(Exercise) Take the material below and retype it in full; pictures are left out.

(Extracted material)
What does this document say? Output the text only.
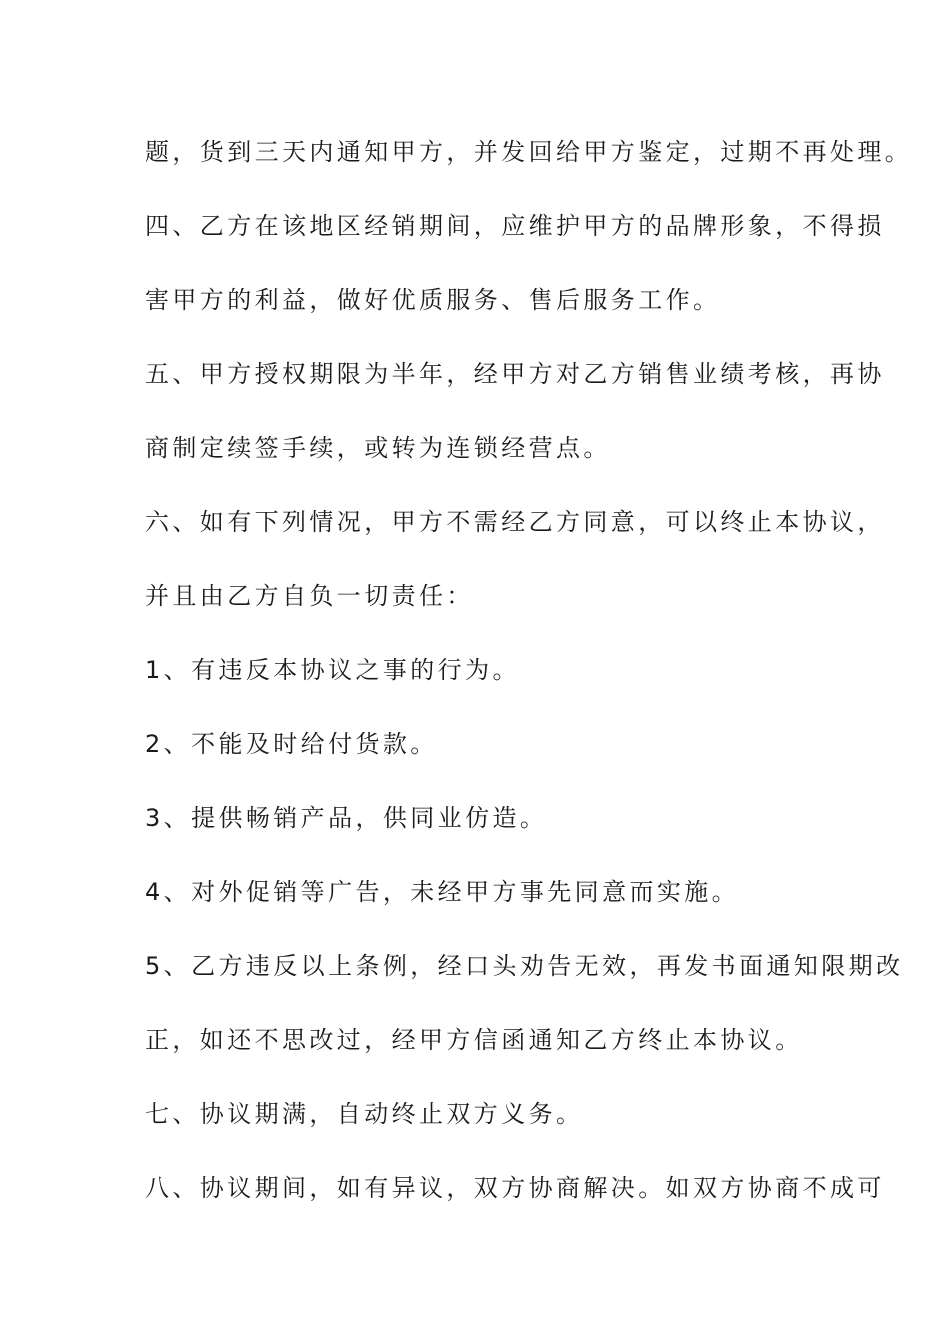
题，货到三天内通知甲方，并发回给甲方鉴定，过期不再处理。
四、乙方在该地区经销期间，应维护甲方的品牌形象，不得损
害甲方的利益，做好优质服务、售后服务工作。
五、甲方授权期限为半年，经甲方对乙方销售业绩考核，再协
商制定续签手续，或转为连锁经营点。
六、如有下列情况，甲方不需经乙方同意，可以终止本协议，
并且由乙方自负一切责任：
1、有违反本协议之事的行为。
2、不能及时给付货款。
3、提供畅销产品，供同业仿造。
4、对外促销等广告，未经甲方事先同意而实施。
5、乙方违反以上条例，经口头劝告无效，再发书面通知限期改
正，如还不思改过，经甲方信函通知乙方终止本协议。
七、协议期满，自动终止双方义务。
八、协议期间，如有异议，双方协商解决。如双方协商不成可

(Expected output)
What does this document say? Output the text only.
题，货到三天内通知甲方，并发回给甲方鉴定，过期不再处理。
四、乙方在该地区经销期间，应维护甲方的品牌形象，不得损
害甲方的利益，做好优质服务、售后服务工作。
五、甲方授权期限为半年，经甲方对乙方销售业绩考核，再协
商制定续签手续，或转为连锁经营点。
六、如有下列情况，甲方不需经乙方同意，可以终止本协议，
并且由乙方自负一切责任：
1、有违反本协议之事的行为。
2、不能及时给付货款。
3、提供畅销产品，供同业仿造。
4、对外促销等广告，未经甲方事先同意而实施。
5、乙方违反以上条例，经口头劝告无效，再发书面通知限期改
正，如还不思改过，经甲方信函通知乙方终止本协议。
七、协议期满，自动终止双方义务。
八、协议期间，如有异议，双方协商解决。如双方协商不成可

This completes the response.